▸ **Data lines**:
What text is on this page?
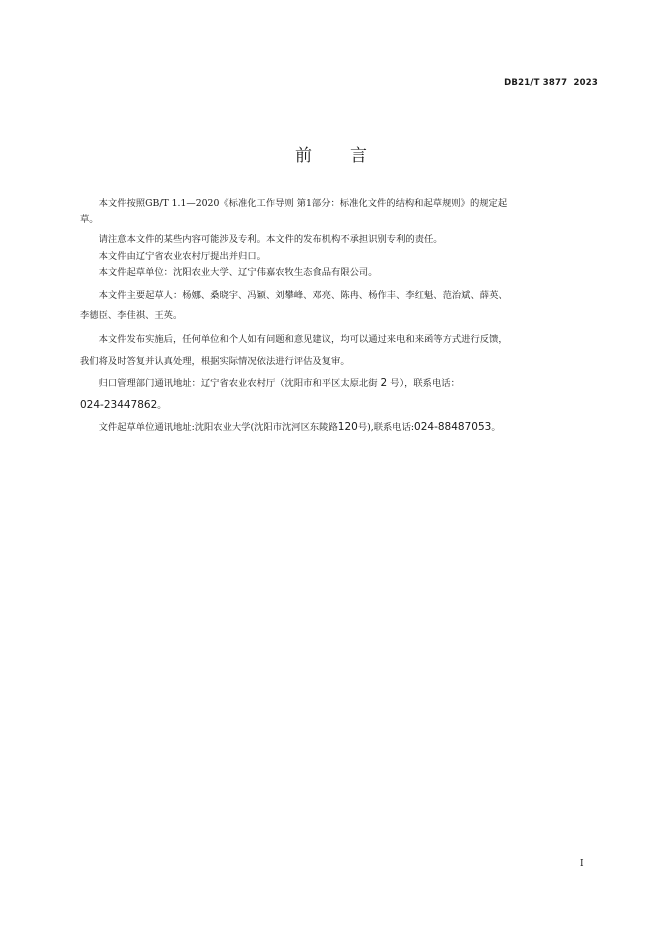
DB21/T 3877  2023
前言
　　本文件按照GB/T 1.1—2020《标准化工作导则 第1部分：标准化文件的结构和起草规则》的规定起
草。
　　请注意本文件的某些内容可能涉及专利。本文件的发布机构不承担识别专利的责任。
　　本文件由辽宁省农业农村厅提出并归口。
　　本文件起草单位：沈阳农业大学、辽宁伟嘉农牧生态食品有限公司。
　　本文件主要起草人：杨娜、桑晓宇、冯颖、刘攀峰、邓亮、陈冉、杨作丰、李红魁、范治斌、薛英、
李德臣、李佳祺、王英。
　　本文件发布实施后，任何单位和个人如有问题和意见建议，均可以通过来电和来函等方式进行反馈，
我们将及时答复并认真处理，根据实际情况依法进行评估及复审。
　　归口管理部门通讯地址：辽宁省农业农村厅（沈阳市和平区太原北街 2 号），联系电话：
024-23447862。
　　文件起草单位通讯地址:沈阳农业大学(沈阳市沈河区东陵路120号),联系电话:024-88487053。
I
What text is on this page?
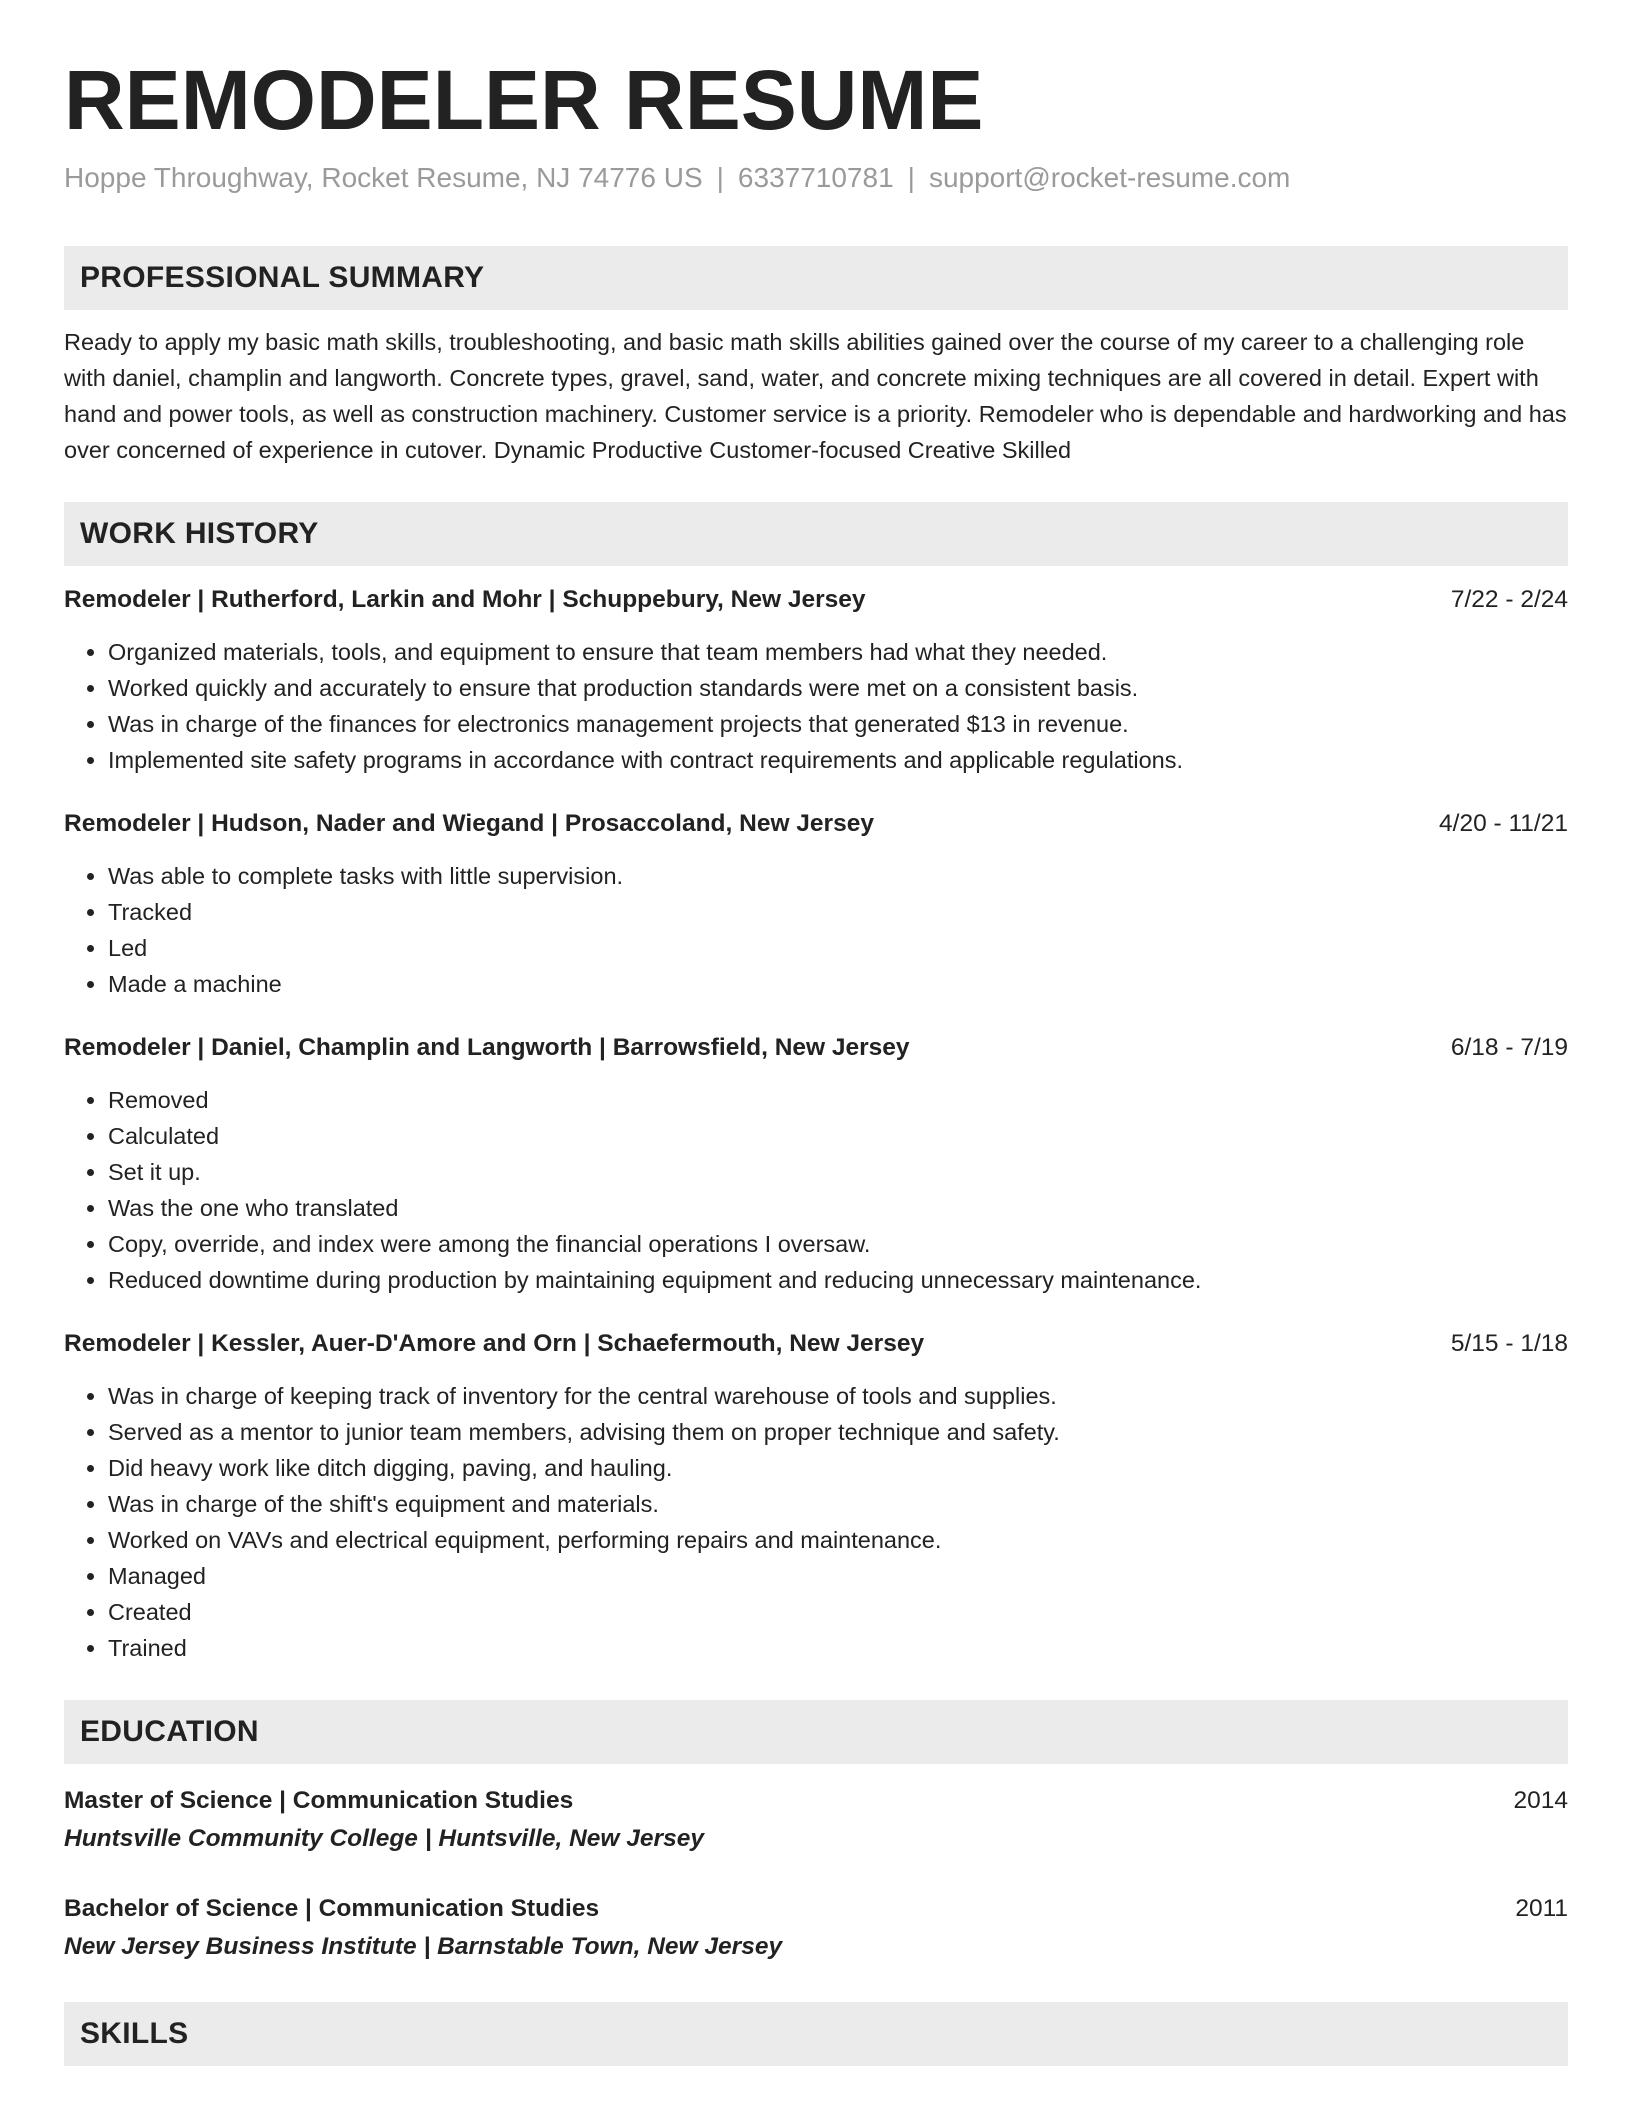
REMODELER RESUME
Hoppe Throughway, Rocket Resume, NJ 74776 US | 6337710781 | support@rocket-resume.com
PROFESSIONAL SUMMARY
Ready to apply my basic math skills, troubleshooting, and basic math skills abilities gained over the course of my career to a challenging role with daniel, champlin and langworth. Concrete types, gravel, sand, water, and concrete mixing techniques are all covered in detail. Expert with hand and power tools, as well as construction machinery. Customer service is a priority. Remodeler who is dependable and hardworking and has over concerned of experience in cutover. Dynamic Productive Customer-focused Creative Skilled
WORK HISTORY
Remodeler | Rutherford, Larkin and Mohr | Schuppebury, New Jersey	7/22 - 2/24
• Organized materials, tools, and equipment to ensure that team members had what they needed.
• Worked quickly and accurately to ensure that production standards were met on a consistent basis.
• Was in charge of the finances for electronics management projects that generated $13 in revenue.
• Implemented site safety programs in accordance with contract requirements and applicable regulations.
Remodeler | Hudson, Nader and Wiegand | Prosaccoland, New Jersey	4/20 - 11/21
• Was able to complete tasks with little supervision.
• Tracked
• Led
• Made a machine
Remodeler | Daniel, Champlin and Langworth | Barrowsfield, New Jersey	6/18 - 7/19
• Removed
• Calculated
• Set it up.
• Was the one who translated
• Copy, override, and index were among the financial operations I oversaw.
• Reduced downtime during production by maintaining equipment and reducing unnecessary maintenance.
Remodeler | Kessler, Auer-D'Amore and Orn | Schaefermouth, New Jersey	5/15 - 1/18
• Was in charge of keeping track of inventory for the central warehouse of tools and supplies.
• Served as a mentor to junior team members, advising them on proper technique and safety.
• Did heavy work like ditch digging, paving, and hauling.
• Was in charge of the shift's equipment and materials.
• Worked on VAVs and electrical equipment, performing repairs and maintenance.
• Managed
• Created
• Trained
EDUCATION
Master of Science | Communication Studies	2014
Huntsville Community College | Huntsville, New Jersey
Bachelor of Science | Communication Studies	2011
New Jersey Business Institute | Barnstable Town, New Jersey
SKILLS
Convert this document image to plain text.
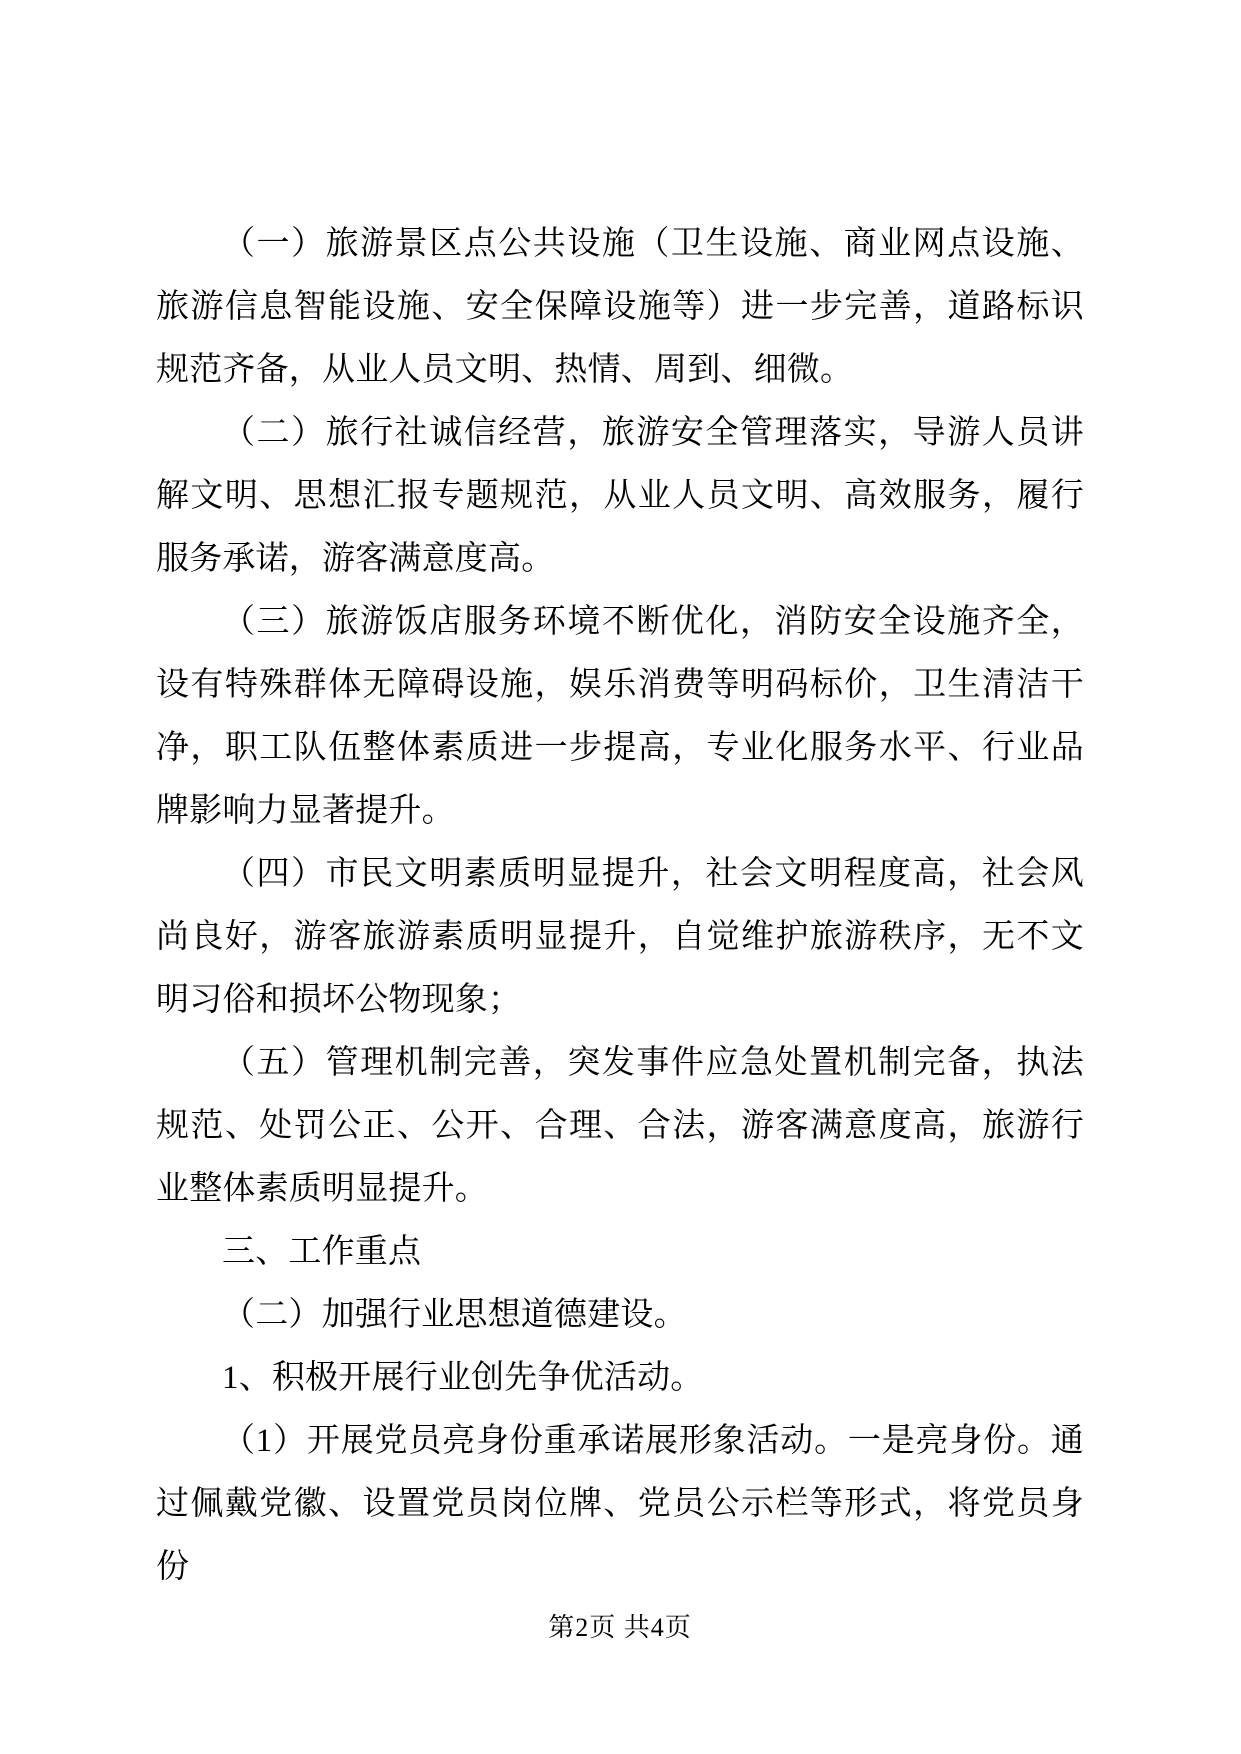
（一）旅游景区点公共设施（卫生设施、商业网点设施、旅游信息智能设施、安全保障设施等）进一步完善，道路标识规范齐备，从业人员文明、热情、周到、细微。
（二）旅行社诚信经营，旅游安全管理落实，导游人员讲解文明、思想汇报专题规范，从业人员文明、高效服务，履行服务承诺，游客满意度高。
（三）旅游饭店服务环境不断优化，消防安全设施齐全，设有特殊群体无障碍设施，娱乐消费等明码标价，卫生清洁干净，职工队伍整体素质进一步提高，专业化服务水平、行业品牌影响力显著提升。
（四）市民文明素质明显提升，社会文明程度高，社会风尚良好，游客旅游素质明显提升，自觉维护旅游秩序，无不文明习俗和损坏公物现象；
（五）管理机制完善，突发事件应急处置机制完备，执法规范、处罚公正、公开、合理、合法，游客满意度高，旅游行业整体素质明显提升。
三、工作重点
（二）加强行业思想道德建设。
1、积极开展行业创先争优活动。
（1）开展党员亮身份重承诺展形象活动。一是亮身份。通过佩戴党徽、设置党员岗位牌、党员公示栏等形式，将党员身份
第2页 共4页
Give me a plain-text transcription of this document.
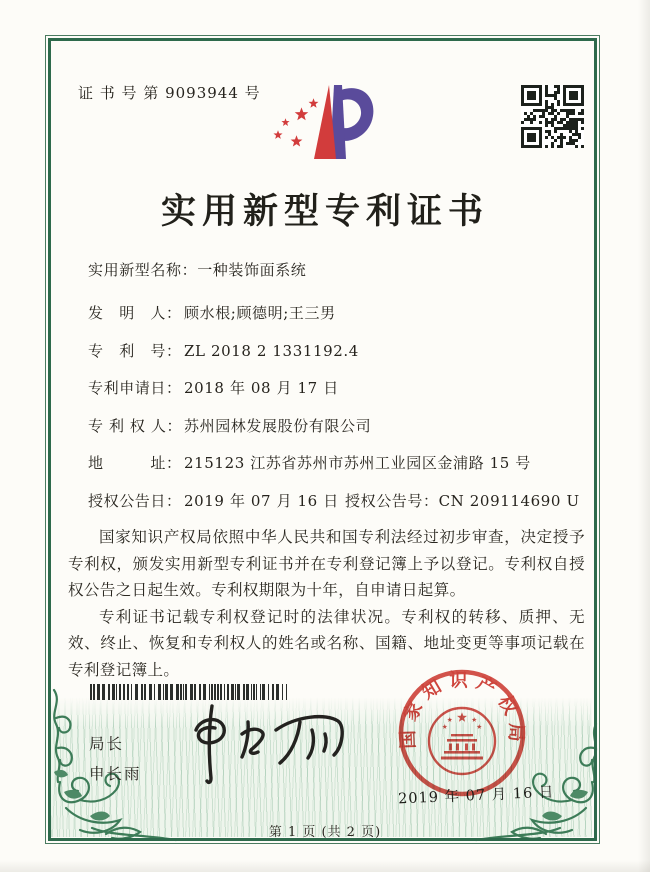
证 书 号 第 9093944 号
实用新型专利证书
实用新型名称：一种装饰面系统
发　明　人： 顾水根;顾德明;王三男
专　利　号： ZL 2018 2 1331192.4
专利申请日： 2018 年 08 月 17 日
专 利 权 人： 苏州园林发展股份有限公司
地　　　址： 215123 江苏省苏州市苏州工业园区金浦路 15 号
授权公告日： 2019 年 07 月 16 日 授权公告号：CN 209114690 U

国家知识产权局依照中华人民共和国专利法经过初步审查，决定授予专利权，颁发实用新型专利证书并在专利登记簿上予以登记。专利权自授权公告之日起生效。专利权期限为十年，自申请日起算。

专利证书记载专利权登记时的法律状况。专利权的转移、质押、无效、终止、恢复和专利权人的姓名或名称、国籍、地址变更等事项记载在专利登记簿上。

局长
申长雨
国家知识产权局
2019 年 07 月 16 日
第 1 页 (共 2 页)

▸ **Written task**: Every line from the one containing "Give me a plain-text" through the last line of the data is to be retyped exactly, with nothing added and no pictures included.

▸ **Output for this task**:
Give me a plain-text transcription of this document.
证 书 号 第 9093944 号
实用新型专利证书
实用新型名称：一种装饰面系统
发　明　人： 顾水根;顾德明;王三男
专　利　号： ZL 2018 2 1331192.4
专利申请日： 2018 年 08 月 17 日
专 利 权 人： 苏州园林发展股份有限公司
地　　　址： 215123 江苏省苏州市苏州工业园区金浦路 15 号
授权公告日： 2019 年 07 月 16 日 授权公告号：CN 209114690 U

国家知识产权局依照中华人民共和国专利法经过初步审查，决定授予专利权，颁发实用新型专利证书并在专利登记簿上予以登记。专利权自授权公告之日起生效。专利权期限为十年，自申请日起算。

专利证书记载专利权登记时的法律状况。专利权的转移、质押、无效、终止、恢复和专利权人的姓名或名称、国籍、地址变更等事项记载在专利登记簿上。

局长
申长雨
国家知识产权局
2019 年 07 月 16 日
第 1 页 (共 2 页)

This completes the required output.